Aufgabe 1 –
Formatiere die Zeilen der Datensätze als JSON-Liste von Zeichenketten, eine pro Zeile und ohne Leerzeilen. Gemeint sind nur die Zeilen zwischen der Zeile mit „228, 814, 268]“ und der Zeile mit „modified-time: 13:38: [540, 65, 568, 77]“, beide eingeschlossen.

----------

Köln – Stephen Malkmus erinnert sich ans Chelsea Hotel. Nicht an das in Manhattan, von dem Leonard Cohen singt. Sondern an die kunstsinnige Künstlerherberge in Köln, in der Malkmus in den 1990ern mit seiner Band Pavement zu übernachten pflegte, Martin Kippenbergers Zeichnungen in der Lobby bewunderte und sich des Nachts im Six Pack die Kante gab, wie man damals sagte: „Es fühlte sich wie ein kulturelles Zentrum an, in dem die Regel, dem zu folgen, was gerade populär war, nicht galt.“
Die kleine Köln-Hymne des kalifornischen Indie-Recken findet sich im kommende Woche erscheinenden Buch „I feel everything you say, I feel everything you hear“, zusammengestellt von Jan Lankisch und Olaf Karnik. Der Titel ist einer Songzeile der legendären Kölner Band Can entliehen und es war seine Liebe zu Cans Musik, aufgrund derer sich Malkmus Anfang der 2010er Jahre zu der Wahnsinnstat bereit erklärte, auf dem Kölner Week-End Fest live das komplette „Ege Bamyasi“-Album zu covern. Wider Erwarten gelang der Auftritt in Ehrenfeld spektakulär. Ja, er brachte das sorgfältig kuratierte Festival eigentlich erst auf seinen Weg.

----------

Aufgabe 2 –
Führe den Auszug über Stephen Malkmus und Köln im Anschluss an seinen letzten Satz weiter.

----------

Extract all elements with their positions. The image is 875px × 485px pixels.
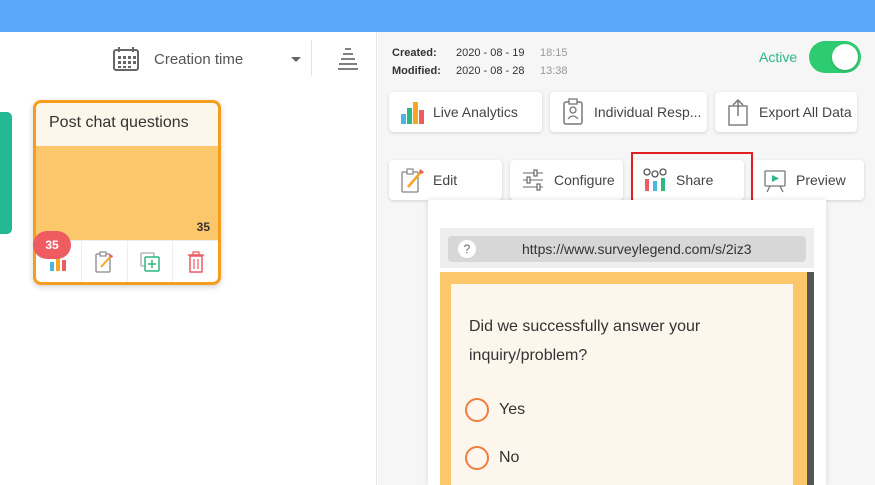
preview-browser-bar: ? https://www.surveylegend.com/s/2iz3: [440, 228, 814, 268]
question-text: Did we successfully answer your inquiry/…: [469, 318, 701, 364]
response-count: 35: [196, 220, 210, 234]
sort-order-icon[interactable]: [337, 46, 359, 72]
created-date: 2020 - 08 - 19: [456, 47, 525, 59]
survey-meta: Created: 2020 - 08 - 19 18:15 Modified: …: [392, 44, 568, 80]
modified-label: Modified:: [392, 65, 441, 77]
individual-responses-label: Individual Resp...: [594, 104, 702, 120]
bar-chart-icon: [401, 102, 424, 124]
status-label: Active: [759, 49, 798, 65]
toggle-knob: [832, 44, 858, 70]
modified-time: 13:38: [540, 65, 568, 77]
clipboard-person-icon: [563, 98, 583, 125]
sort-label: Creation time: [154, 50, 244, 68]
new-responses-badge: 35: [33, 231, 71, 259]
export-all-data-label: Export All Data: [759, 104, 852, 120]
option-label: No: [499, 449, 520, 466]
individual-responses-button[interactable]: Individual Resp...: [550, 92, 707, 132]
radio-button[interactable]: [465, 398, 489, 422]
calendar-icon: [113, 47, 139, 71]
card-edit-button[interactable]: [82, 241, 128, 282]
side-folder-tab[interactable]: [0, 112, 12, 234]
scrollbar[interactable]: [807, 272, 814, 485]
preview-label: Preview: [796, 172, 846, 188]
top-bar: [0, 0, 875, 32]
option-no[interactable]: No: [465, 446, 519, 470]
sort-dropdown[interactable]: Creation time: [112, 46, 302, 72]
edit-icon: [401, 168, 424, 193]
card-duplicate-button[interactable]: [128, 241, 174, 282]
configure-label: Configure: [554, 172, 615, 188]
preview-button[interactable]: Preview: [752, 160, 864, 200]
created-label: Created:: [392, 47, 437, 59]
help-icon[interactable]: ?: [458, 240, 476, 258]
preview-screen-icon: [764, 170, 786, 193]
survey-card[interactable]: Post chat questions 35 35: [33, 100, 221, 285]
live-analytics-label: Live Analytics: [433, 104, 518, 120]
export-all-data-button[interactable]: Export All Data: [715, 92, 857, 132]
divider: [311, 40, 312, 76]
created-time: 18:15: [540, 47, 568, 59]
sliders-icon: [523, 169, 543, 191]
survey-card-title: Post chat questions: [36, 103, 218, 146]
edit-label: Edit: [433, 172, 458, 188]
option-yes[interactable]: Yes: [465, 398, 525, 422]
survey-card-thumbnail: 35: [36, 146, 218, 240]
duplicate-icon: [140, 251, 160, 272]
card-delete-button[interactable]: [173, 241, 218, 282]
survey-url[interactable]: https://www.surveylegend.com/s/2iz3: [522, 241, 752, 257]
edit-icon: [95, 250, 114, 273]
export-icon: [728, 98, 748, 126]
live-analytics-button[interactable]: Live Analytics: [389, 92, 542, 132]
survey-preview: ? https://www.surveylegend.com/s/2iz3 Di…: [428, 200, 826, 485]
url-bar[interactable]: ? https://www.surveylegend.com/s/2iz3: [448, 236, 806, 262]
modified-date: 2020 - 08 - 28: [456, 65, 525, 77]
trash-icon: [187, 250, 204, 273]
configure-button[interactable]: Configure: [510, 160, 623, 200]
chevron-down-icon: [291, 56, 302, 62]
radio-button[interactable]: [465, 446, 489, 470]
question-card: Did we successfully answer your inquiry/…: [451, 284, 793, 485]
edit-button[interactable]: Edit: [389, 160, 502, 200]
survey-list-pane: Creation time Post chat questions 35 35: [0, 32, 377, 485]
option-label: Yes: [499, 401, 526, 418]
active-toggle[interactable]: [809, 41, 861, 73]
survey-background: Did we successfully answer your inquiry/…: [440, 272, 814, 485]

----------

Erwartete Antwort 1 –
[
  "preview-browser-bar: ? https://www.surveylegend.com/s/2iz3: [440, 228, 814, 268]",
  "question-text: Did we successfully answer your inquiry/…: [469, 318, 701, 364]",
  "response-count: 35: [196, 220, 210, 234]",
  "sort-order-icon[interactable]: [337, 46, 359, 72]",
  "created-date: 2020 - 08 - 19: [456, 47, 525, 59]",
  "survey-meta: Created: 2020 - 08 - 19 18:15 Modified: …: [392, 44, 568, 80]",
  "modified-label: Modified:: [392, 65, 441, 77]",
  "individual-responses-label: Individual Resp...: [594, 104, 702, 120]",
  "bar-chart-icon: [401, 102, 424, 124]",
  "status-label: Active: [759, 49, 798, 65]",
  "toggle-knob: [832, 44, 858, 70]",
  "modified-time: 13:38: [540, 65, 568, 77]"
]

Erwartete Antwort 2 –
Pünktlich zur elften Ausgabe des Week-End (siehe Kasten) versammelt „I feel everything ...“ jetzt Geschichten von 21 Ausnahmen-Künstlern, die hier in den vergangenen Jahren auftraten. Sie nehmen hier ausnahmsweise einmal selbst die Fanperspektive ein, erzählen in Englisch und ihrer jeweiligen Muttersprache von Musikern, Städten, Freunden, oder auch Instrumenten, die ihr Leben prägten.
Zu Festival und Buch
Das elfte Week-End Fest findet am 28. und 29. Oktober in der Stadthalle Köln-Mülheim statt. Unter anderem mit dem französisch-kubanischen Schwesternduo Ibeyi, Töchtern des Buena-Vista-Social-Club-Percussionisten Miguel Diaz, mit der neapolitanischen Funk-Combo Nu Genea und einem Mingus Project zum 100. Geburtstag des Jazz-Giganten Charlie Mingus.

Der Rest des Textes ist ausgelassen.